▸ **WORK REQUIRED**
Check every line of the entries for "rows", and copy the lines that hold it.

▸ **DATA LISTING**
■ ■ ■ ■

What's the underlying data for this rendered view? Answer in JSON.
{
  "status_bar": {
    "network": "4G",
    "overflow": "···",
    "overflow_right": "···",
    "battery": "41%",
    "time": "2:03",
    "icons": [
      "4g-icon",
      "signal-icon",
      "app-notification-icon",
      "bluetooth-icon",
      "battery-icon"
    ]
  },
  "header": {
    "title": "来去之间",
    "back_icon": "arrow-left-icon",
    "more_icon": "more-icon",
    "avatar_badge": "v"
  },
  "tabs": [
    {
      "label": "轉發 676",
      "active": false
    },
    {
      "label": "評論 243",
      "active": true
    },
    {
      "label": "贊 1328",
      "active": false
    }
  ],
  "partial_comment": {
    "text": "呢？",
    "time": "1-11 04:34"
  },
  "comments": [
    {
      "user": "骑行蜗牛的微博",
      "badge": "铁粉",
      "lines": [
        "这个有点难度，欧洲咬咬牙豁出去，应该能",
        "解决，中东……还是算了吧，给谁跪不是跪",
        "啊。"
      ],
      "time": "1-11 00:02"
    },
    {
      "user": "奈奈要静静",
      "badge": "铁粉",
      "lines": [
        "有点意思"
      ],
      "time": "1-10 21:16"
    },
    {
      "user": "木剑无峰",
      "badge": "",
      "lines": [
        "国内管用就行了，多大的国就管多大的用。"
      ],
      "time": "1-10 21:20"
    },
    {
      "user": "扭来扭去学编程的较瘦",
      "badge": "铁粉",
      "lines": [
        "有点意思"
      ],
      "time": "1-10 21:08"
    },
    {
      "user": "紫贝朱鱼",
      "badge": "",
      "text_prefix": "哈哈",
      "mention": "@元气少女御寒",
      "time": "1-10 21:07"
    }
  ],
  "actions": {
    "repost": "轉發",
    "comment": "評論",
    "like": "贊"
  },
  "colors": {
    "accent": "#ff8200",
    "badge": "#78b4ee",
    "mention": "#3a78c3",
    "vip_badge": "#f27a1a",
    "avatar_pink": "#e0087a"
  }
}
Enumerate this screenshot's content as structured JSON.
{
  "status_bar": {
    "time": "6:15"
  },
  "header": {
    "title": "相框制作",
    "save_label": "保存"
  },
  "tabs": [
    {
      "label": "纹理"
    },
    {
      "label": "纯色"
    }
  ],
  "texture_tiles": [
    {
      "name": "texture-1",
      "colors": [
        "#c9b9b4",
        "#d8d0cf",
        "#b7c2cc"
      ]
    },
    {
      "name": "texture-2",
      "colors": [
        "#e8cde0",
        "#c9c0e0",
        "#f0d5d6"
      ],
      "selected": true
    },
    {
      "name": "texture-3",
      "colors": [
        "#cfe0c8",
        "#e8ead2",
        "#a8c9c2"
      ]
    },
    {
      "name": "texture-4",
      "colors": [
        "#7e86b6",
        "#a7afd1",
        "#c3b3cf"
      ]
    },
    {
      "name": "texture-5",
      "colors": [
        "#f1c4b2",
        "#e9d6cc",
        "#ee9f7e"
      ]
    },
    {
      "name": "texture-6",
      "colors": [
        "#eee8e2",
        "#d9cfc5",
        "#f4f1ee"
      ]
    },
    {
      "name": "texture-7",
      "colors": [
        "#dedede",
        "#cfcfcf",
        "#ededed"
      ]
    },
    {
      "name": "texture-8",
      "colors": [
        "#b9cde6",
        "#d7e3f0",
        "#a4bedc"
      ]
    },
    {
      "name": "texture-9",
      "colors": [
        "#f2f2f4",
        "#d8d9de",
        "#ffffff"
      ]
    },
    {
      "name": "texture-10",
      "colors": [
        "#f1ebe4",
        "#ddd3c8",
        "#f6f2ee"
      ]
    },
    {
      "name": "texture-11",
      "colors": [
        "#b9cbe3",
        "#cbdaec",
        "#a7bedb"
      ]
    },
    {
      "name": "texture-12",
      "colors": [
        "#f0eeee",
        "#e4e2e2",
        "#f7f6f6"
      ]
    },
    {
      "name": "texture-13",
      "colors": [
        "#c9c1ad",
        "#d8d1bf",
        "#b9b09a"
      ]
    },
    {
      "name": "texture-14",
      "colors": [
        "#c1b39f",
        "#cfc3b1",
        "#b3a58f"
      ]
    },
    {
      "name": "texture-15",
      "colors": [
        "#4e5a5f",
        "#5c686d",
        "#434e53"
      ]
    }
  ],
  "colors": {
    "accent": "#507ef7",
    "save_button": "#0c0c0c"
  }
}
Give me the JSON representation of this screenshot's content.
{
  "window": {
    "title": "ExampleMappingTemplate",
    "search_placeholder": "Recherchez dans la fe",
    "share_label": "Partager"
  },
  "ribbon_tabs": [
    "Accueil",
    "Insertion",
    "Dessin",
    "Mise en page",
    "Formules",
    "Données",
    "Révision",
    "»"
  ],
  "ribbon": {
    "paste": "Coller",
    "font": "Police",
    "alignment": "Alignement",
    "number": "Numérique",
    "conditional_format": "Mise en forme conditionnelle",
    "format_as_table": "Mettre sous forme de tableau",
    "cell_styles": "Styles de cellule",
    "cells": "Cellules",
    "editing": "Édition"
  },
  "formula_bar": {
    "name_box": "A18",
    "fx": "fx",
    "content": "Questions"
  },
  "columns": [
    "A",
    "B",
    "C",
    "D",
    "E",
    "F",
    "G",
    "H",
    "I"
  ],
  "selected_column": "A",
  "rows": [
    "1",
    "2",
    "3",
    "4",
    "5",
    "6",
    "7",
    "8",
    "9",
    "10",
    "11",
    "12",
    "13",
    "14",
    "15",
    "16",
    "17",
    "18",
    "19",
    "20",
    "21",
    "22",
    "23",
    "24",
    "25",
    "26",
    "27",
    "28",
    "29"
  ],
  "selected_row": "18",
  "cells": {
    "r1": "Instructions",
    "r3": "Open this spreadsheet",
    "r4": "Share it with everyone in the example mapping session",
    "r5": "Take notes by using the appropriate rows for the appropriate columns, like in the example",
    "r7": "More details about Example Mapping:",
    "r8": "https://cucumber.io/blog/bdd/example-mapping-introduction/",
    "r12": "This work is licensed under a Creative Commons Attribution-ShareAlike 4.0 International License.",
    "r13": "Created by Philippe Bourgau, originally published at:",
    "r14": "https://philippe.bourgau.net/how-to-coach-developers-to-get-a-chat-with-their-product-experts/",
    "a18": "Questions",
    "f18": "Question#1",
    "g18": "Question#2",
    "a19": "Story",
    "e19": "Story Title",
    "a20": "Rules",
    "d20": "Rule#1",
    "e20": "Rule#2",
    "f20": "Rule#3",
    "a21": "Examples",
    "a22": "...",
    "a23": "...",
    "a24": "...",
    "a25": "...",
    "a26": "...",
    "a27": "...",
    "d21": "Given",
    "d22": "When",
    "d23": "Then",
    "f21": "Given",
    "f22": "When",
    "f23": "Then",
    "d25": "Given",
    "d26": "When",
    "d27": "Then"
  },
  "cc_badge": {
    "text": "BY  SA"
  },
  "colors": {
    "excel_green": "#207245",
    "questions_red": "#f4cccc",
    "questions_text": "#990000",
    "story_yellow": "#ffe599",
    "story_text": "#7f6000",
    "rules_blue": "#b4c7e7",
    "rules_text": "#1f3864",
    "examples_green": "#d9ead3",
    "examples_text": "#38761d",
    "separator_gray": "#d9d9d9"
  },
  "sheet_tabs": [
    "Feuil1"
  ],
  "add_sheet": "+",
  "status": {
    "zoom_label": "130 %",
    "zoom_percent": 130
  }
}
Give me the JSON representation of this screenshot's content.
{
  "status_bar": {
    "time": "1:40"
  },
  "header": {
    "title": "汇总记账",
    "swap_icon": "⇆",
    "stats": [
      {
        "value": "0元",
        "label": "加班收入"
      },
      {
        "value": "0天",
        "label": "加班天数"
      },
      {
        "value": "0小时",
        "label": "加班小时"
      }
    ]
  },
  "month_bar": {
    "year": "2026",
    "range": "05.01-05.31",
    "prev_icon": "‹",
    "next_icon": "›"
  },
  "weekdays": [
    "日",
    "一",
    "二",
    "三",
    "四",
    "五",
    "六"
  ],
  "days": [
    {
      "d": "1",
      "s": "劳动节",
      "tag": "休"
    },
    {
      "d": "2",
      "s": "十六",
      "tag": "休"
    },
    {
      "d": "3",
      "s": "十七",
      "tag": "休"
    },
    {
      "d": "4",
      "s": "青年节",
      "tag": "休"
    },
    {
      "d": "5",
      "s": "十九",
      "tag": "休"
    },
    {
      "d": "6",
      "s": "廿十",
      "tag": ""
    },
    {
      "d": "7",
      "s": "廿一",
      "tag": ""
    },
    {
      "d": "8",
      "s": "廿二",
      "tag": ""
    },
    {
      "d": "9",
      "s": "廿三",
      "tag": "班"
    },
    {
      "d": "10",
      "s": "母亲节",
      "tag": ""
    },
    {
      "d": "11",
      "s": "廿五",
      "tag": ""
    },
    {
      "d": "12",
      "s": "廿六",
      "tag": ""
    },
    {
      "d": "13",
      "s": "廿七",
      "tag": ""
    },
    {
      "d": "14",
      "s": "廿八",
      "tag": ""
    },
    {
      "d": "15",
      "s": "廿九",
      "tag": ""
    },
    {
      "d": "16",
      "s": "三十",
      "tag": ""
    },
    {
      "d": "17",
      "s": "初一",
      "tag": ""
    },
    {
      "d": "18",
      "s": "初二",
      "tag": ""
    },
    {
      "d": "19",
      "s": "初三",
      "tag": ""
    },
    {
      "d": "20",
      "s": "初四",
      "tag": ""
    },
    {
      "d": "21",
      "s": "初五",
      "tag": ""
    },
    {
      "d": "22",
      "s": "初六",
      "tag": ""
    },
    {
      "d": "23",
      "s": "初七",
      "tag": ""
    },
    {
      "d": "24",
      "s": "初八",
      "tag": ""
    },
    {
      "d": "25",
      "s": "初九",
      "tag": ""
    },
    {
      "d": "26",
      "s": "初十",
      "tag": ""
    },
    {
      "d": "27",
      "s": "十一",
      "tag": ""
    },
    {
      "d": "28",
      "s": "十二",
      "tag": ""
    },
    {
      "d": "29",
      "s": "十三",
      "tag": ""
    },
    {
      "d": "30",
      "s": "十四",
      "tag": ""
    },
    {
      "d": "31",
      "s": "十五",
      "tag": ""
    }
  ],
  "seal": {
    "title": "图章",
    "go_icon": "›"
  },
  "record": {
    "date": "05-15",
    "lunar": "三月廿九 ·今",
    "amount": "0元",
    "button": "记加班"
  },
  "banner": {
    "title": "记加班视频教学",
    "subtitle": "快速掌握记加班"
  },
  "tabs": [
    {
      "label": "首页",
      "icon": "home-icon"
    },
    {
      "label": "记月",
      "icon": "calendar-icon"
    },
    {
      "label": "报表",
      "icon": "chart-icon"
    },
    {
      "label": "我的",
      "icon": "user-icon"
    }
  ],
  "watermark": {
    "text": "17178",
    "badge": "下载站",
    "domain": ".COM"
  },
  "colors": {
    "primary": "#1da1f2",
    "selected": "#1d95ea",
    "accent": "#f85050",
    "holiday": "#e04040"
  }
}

■ ■ ■ ■

▸ **THE ANSWER**
  "rows": [
    "r5": "Take notes by using the appropriate rows for the appropriate columns, like in the example",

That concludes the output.